**Instruction:** Restate all of the entries exactly, dropping any pictures they hold.

-- begin --

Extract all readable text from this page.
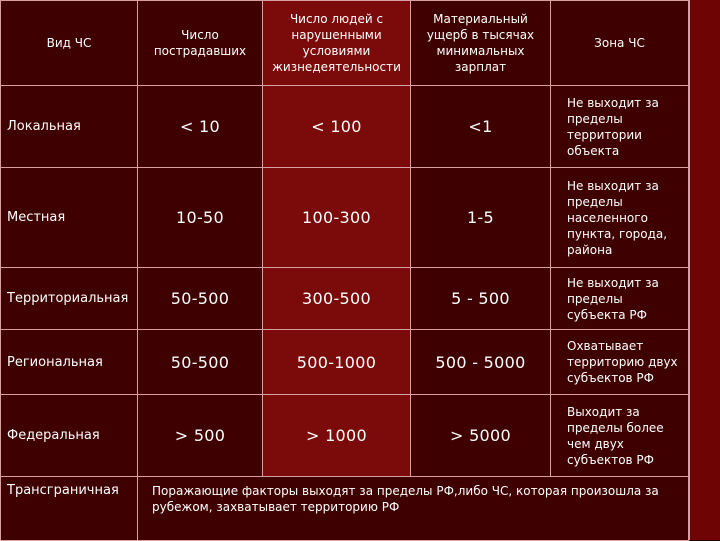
Вид ЧС	Число пострадавших	Число людей с нарушенными условиями жизнедеятельности	Материальный ущерб в тысячах минимальных зарплат	Зона ЧС
Локальная	< 10	< 100	<1	Не выходит за пределы территории объекта
Местная	10-50	100-300	1-5	Не выходит за пределы населенного пункта, города, района
Территориальная	50-500	300-500	5 - 500	Не выходит за пределы субъекта РФ
Региональная	50-500	500-1000	500 - 5000	Охватывает территорию двух субъектов РФ
Федеральная	> 500	> 1000	> 5000	Выходит за пределы более чем двух субъектов РФ
Трансграничная	Поражающие факторы выходят за пределы РФ,либо ЧС, которая произошла за рубежом, захватывает территорию РФ			
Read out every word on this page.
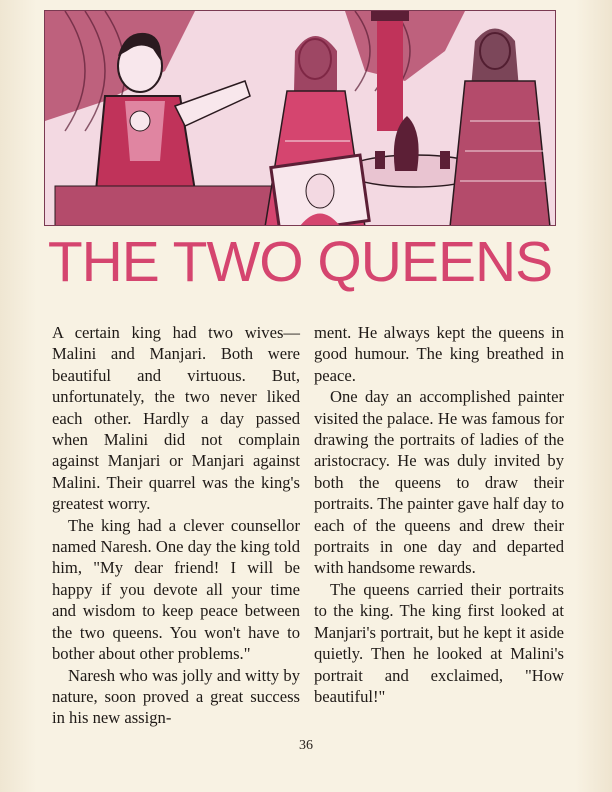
THE TWO QUEENS

A certain king had two wives— Malini and Manjari. Both were beautiful and virtuous. But, unfortunately, the two never liked each other. Hardly a day passed when Malini did not complain against Manjari or Manjari against Malini. Their quarrel was the king's greatest worry.

The king had a clever counsellor named Naresh. One day the king told him, "My dear friend! I will be happy if you devote all your time and wisdom to keep peace between the two queens. You won't have to bother about other problems."

Naresh who was jolly and witty by nature, soon proved a great success in his new assign-

ment. He always kept the queens in good humour. The king breathed in peace.

One day an accomplished painter visited the palace. He was famous for drawing the portraits of ladies of the aristocracy. He was duly invited by both the queens to draw their portraits. The painter gave half day to each of the queens and drew their portraits in one day and departed with handsome rewards.

The queens carried their portraits to the king. The king first looked at Manjari's portrait, but he kept it aside quietly. Then he looked at Malini's portrait and exclaimed, "How beautiful!"

36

-- end --

**Written solution:**
Extract all readable text from this page.
Вид ЧС	Число пострадавших	Число людей с нарушенными условиями жизнедеятельности	Материальный ущерб в тысячах минимальных зарплат	Зона ЧС
Локальная	< 10	< 100	<1	Не выходит за пределы территории объекта
Местная	10-50	100-300	1-5	Не выходит за пределы населенного пункта, города, района
Территориальная	50-500	300-500	5 - 500	Не выходит за пределы субъекта РФ
Региональная	50-500	500-1000	500 - 5000	Охватывает территорию двух субъектов РФ
Федеральная	> 500	> 1000	> 5000	Выходит за пределы более чем двух субъектов РФ
Трансграничная	Поражающие факторы выходят за пределы РФ,либо ЧС, которая произошла за рубежом, захватывает территорию РФ			
Read out every word on this page.
THE TWO QUEENS

A certain king had two wives— Malini and Manjari. Both were beautiful and virtuous. But, unfortunately, the two never liked each other. Hardly a day passed when Malini did not complain against Manjari or Manjari against Malini. Their quarrel was the king's greatest worry.

The king had a clever counsellor named Naresh. One day the king told him, "My dear friend! I will be happy if you devote all your time and wisdom to keep peace between the two queens. You won't have to bother about other problems."

Naresh who was jolly and witty by nature, soon proved a great success in his new assign-

ment. He always kept the queens in good humour. The king breathed in peace.

One day an accomplished painter visited the palace. He was famous for drawing the portraits of ladies of the aristocracy. He was duly invited by both the queens to draw their portraits. The painter gave half day to each of the queens and drew their portraits in one day and departed with handsome rewards.

The queens carried their portraits to the king. The king first looked at Manjari's portrait, but he kept it aside quietly. Then he looked at Malini's portrait and exclaimed, "How beautiful!"

36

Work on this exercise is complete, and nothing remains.